● Dataset rows about figures

____________

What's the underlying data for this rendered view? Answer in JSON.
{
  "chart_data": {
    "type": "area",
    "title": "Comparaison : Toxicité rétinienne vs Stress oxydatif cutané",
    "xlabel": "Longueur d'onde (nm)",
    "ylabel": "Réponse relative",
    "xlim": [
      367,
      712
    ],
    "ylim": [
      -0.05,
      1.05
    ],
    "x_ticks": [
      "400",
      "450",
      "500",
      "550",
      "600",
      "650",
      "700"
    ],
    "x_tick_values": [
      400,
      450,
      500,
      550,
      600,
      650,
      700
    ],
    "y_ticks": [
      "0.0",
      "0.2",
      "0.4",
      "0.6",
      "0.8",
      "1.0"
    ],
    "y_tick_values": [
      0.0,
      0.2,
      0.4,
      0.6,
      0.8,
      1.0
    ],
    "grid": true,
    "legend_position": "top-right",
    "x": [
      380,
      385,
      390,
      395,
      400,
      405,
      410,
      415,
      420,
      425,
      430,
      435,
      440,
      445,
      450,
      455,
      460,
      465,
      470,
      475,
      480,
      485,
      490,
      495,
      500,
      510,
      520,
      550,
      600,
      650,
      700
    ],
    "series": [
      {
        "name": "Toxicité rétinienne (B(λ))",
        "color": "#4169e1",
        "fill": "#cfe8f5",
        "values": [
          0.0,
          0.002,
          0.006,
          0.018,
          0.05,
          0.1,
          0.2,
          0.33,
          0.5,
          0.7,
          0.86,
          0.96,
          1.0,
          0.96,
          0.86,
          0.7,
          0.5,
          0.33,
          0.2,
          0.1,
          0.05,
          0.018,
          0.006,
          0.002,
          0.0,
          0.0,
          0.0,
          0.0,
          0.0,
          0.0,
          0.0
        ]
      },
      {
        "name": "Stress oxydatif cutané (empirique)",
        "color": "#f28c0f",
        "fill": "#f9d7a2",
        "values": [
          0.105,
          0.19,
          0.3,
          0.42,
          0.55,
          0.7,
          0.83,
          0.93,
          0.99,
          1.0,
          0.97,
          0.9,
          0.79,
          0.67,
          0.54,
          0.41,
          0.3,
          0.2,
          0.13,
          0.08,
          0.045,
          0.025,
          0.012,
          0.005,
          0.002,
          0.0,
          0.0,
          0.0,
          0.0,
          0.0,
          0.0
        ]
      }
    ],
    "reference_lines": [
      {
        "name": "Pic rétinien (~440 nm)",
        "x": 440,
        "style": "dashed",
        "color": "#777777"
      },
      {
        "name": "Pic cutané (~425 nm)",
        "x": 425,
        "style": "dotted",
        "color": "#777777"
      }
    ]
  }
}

____________

● Problem details
Restate every line of the data word for word.

● Correct result
What's the underlying data for this rendered view? Answer in JSON.
{
  "chart_data": {
    "type": "area",
    "title": "Comparaison : Toxicité rétinienne vs Stress oxydatif cutané",
    "xlabel": "Longueur d'onde (nm)",
    "ylabel": "Réponse relative",
    "xlim": [
      367,
      712
    ],
    "ylim": [
      -0.05,
      1.05
    ],
    "x_ticks": [
      "400",
      "450",
      "500",
      "550",
      "600",
      "650",
      "700"
    ],
    "x_tick_values": [
      400,
      450,
      500,
      550,
      600,
      650,
      700
    ],
    "y_ticks": [
      "0.0",
      "0.2",
      "0.4",
      "0.6",
      "0.8",
      "1.0"
    ],
    "y_tick_values": [
      0.0,
      0.2,
      0.4,
      0.6,
      0.8,
      1.0
    ],
    "grid": true,
    "legend_position": "top-right",
    "x": [
      380,
      385,
      390,
      395,
      400,
      405,
      410,
      415,
      420,
      425,
      430,
      435,
      440,
      445,
      450,
      455,
      460,
      465,
      470,
      475,
      480,
      485,
      490,
      495,
      500,
      510,
      520,
      550,
      600,
      650,
      700
    ],
    "series": [
      {
        "name": "Toxicité rétinienne (B(λ))",
        "color": "#4169e1",
        "fill": "#cfe8f5",
        "values": [
          0.0,
          0.002,
          0.006,
          0.018,
          0.05,
          0.1,
          0.2,
          0.33,
          0.5,
          0.7,
          0.86,
          0.96,
          1.0,
          0.96,
          0.86,
          0.7,
          0.5,
          0.33,
          0.2,
          0.1,
          0.05,
          0.018,
          0.006,
          0.002,
          0.0,
          0.0,
          0.0,
          0.0,
          0.0,
          0.0,
          0.0
        ]
      },
      {
        "name": "Stress oxydatif cutané (empirique)",
        "color": "#f28c0f",
        "fill": "#f9d7a2",
        "values": [
          0.105,
          0.19,
          0.3,
          0.42,
          0.55,
          0.7,
          0.83,
          0.93,
          0.99,
          1.0,
          0.97,
          0.9,
          0.79,
          0.67,
          0.54,
          0.41,
          0.3,
          0.2,
          0.13,
          0.08,
          0.045,
          0.025,
          0.012,
          0.005,
          0.002,
          0.0,
          0.0,
          0.0,
          0.0,
          0.0,
          0.0
        ]
      }
    ],
    "reference_lines": [
      {
        "name": "Pic rétinien (~440 nm)",
        "x": 440,
        "style": "dashed",
        "color": "#777777"
      },
      {
        "name": "Pic cutané (~425 nm)",
        "x": 425,
        "style": "dotted",
        "color": "#777777"
      }
    ]
  }
}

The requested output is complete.